Objective →
Quote the data below in full, minus the images.

►

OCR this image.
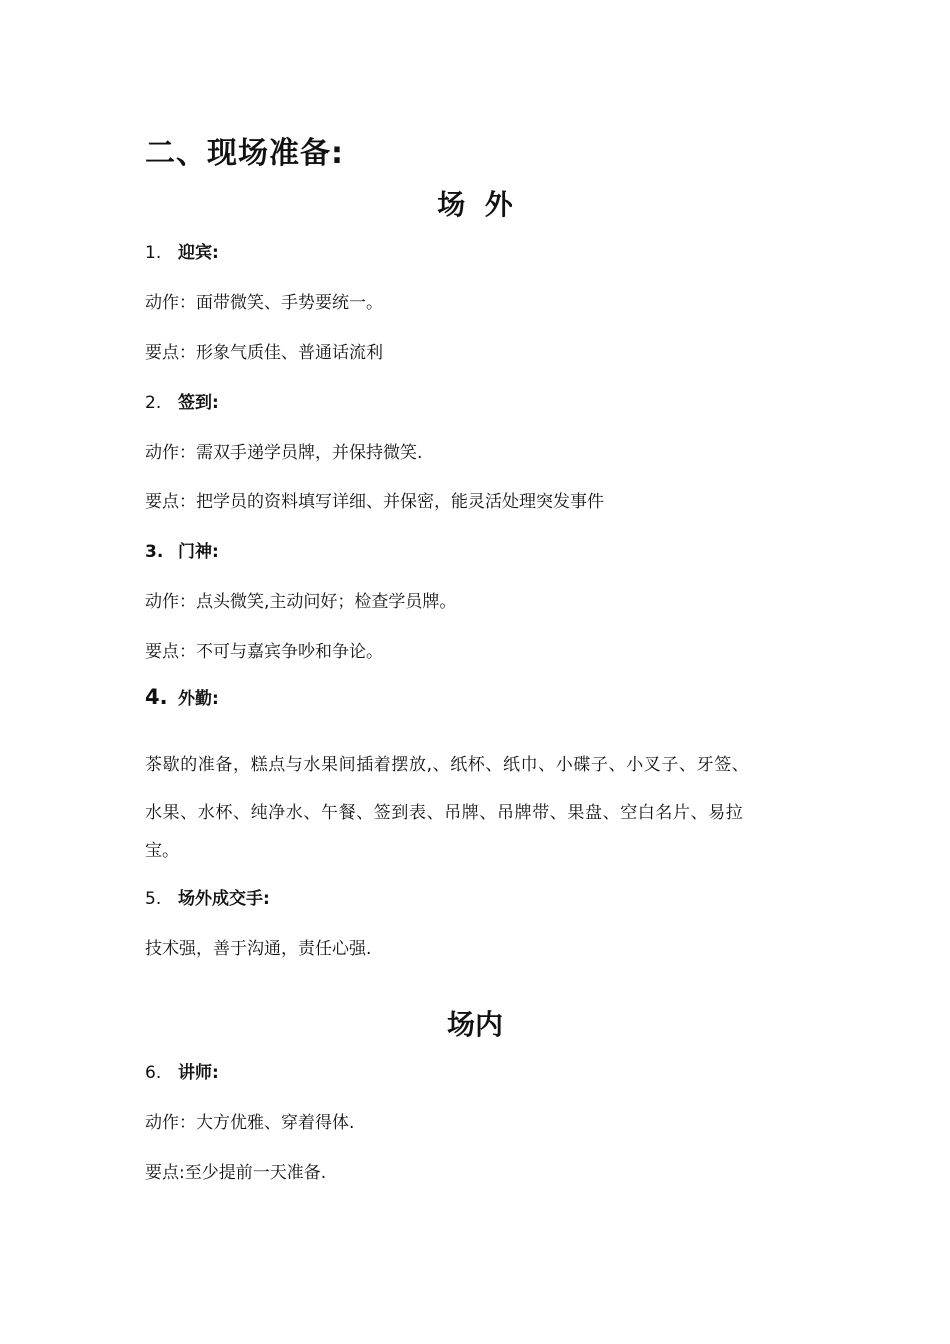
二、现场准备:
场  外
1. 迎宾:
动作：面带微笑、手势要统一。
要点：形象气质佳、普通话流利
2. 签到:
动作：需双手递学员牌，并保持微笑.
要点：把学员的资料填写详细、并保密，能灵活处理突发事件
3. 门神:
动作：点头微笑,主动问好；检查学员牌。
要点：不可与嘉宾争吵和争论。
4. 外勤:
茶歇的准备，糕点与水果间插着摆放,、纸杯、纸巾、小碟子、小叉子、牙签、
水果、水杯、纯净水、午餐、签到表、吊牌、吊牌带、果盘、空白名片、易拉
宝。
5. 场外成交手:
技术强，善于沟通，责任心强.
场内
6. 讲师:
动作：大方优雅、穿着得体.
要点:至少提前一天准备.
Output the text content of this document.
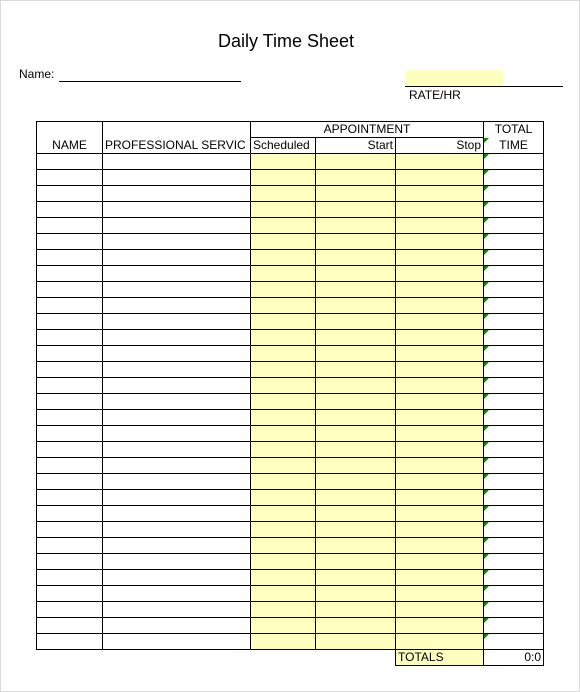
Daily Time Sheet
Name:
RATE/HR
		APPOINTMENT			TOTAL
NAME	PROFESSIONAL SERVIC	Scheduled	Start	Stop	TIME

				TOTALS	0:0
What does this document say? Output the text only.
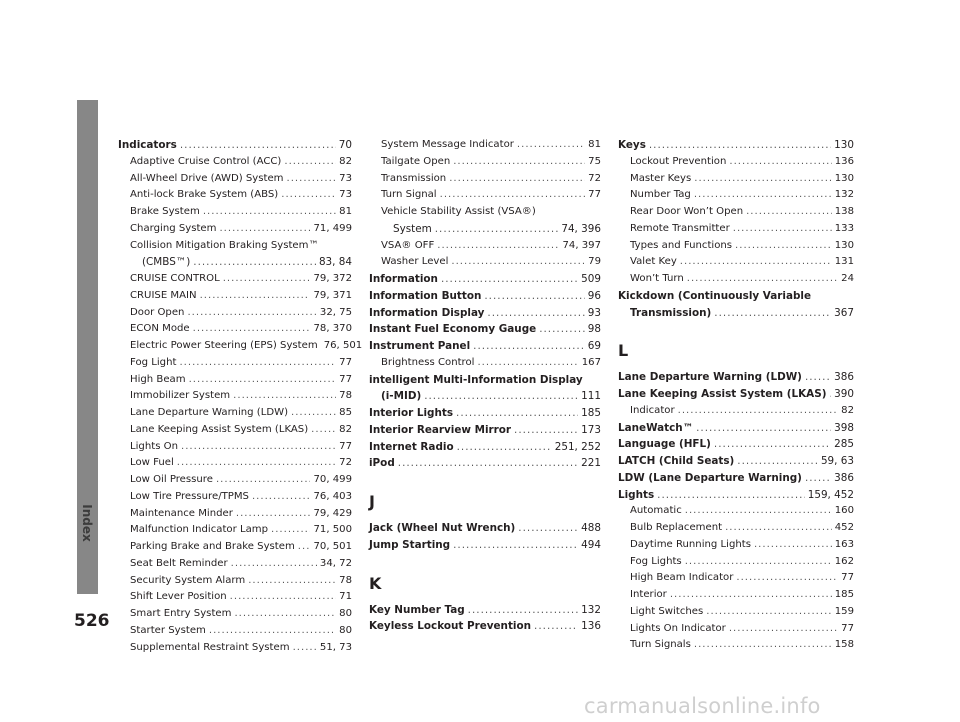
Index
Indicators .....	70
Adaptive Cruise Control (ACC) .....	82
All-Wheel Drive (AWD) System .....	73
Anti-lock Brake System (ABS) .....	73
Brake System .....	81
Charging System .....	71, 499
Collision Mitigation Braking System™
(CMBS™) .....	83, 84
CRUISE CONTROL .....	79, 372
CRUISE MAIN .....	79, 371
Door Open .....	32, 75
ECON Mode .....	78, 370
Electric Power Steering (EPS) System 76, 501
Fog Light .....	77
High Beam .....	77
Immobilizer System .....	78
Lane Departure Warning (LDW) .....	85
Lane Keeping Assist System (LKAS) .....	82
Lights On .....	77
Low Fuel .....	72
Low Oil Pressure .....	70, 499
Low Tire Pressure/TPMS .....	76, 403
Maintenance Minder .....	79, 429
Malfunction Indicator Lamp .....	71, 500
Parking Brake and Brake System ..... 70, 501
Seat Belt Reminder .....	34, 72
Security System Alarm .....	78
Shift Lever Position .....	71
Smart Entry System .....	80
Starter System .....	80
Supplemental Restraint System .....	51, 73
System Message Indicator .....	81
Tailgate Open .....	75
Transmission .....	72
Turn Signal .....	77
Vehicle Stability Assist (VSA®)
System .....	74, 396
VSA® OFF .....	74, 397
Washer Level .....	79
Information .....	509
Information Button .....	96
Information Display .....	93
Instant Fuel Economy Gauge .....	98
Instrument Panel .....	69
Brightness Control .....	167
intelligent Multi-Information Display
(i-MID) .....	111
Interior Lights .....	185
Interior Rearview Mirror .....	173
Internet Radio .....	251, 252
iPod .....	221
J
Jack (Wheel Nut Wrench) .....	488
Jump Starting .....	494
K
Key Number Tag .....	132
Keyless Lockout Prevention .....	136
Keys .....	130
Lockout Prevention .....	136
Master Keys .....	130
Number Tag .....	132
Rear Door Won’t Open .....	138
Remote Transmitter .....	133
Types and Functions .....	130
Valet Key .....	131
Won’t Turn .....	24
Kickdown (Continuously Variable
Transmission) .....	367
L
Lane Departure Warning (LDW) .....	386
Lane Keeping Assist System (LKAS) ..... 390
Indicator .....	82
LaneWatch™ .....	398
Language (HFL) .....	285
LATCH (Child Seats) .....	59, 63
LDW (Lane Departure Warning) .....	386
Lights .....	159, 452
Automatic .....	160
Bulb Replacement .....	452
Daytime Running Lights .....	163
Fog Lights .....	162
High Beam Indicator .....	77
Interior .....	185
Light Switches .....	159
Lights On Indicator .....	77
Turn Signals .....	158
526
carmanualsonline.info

◄

Exercise output →
OCR this image.
二、现场准备:
场  外
1. 迎宾:
动作：面带微笑、手势要统一。
要点：形象气质佳、普通话流利
2. 签到:
动作：需双手递学员牌，并保持微笑.
要点：把学员的资料填写详细、并保密，能灵活处理突发事件
3. 门神:
动作：点头微笑,主动问好；检查学员牌。
要点：不可与嘉宾争吵和争论。
4. 外勤:
茶歇的准备，糕点与水果间插着摆放,、纸杯、纸巾、小碟子、小叉子、牙签、
水果、水杯、纯净水、午餐、签到表、吊牌、吊牌带、果盘、空白名片、易拉
宝。
5. 场外成交手:
技术强，善于沟通，责任心强.
场内
6. 讲师:
动作：大方优雅、穿着得体.
要点:至少提前一天准备.
Output the text content of this document.
Daily Time Sheet
Name:
RATE/HR
		APPOINTMENT			TOTAL
NAME	PROFESSIONAL SERVIC	Scheduled	Start	Stop	TIME

				TOTALS	0:0
What does this document say? Output the text only.
Index
Indicators .....	70
Adaptive Cruise Control (ACC) .....	82
All-Wheel Drive (AWD) System .....	73
Anti-lock Brake System (ABS) .....	73
Brake System .....	81
Charging System .....	71, 499
Collision Mitigation Braking System™
(CMBS™) .....	83, 84
CRUISE CONTROL .....	79, 372
CRUISE MAIN .....	79, 371
Door Open .....	32, 75
ECON Mode .....	78, 370
Electric Power Steering (EPS) System 76, 501
Fog Light .....	77
High Beam .....	77
Immobilizer System .....	78
Lane Departure Warning (LDW) .....	85
Lane Keeping Assist System (LKAS) .....	82
Lights On .....	77
Low Fuel .....	72
Low Oil Pressure .....	70, 499
Low Tire Pressure/TPMS .....	76, 403
Maintenance Minder .....	79, 429
Malfunction Indicator Lamp .....	71, 500
Parking Brake and Brake System ..... 70, 501
Seat Belt Reminder .....	34, 72
Security System Alarm .....	78
Shift Lever Position .....	71
Smart Entry System .....	80
Starter System .....	80
Supplemental Restraint System .....	51, 73
System Message Indicator .....	81
Tailgate Open .....	75
Transmission .....	72
Turn Signal .....	77
Vehicle Stability Assist (VSA®)
System .....	74, 396
VSA® OFF .....	74, 397
Washer Level .....	79
Information .....	509
Information Button .....	96
Information Display .....	93
Instant Fuel Economy Gauge .....	98
Instrument Panel .....	69
Brightness Control .....	167
intelligent Multi-Information Display
(i-MID) .....	111
Interior Lights .....	185
Interior Rearview Mirror .....	173
Internet Radio .....	251, 252
iPod .....	221
J
Jack (Wheel Nut Wrench) .....	488
Jump Starting .....	494
K
Key Number Tag .....	132
Keyless Lockout Prevention .....	136
Keys .....	130
Lockout Prevention .....	136
Master Keys .....	130
Number Tag .....	132
Rear Door Won’t Open .....	138
Remote Transmitter .....	133
Types and Functions .....	130
Valet Key .....	131
Won’t Turn .....	24
Kickdown (Continuously Variable
Transmission) .....	367
L
Lane Departure Warning (LDW) .....	386
Lane Keeping Assist System (LKAS) ..... 390
Indicator .....	82
LaneWatch™ .....	398
Language (HFL) .....	285
LATCH (Child Seats) .....	59, 63
LDW (Lane Departure Warning) .....	386
Lights .....	159, 452
Automatic .....	160
Bulb Replacement .....	452
Daytime Running Lights .....	163
Fog Lights .....	162
High Beam Indicator .....	77
Interior .....	185
Light Switches .....	159
Lights On Indicator .....	77
Turn Signals .....	158
526
carmanualsonline.info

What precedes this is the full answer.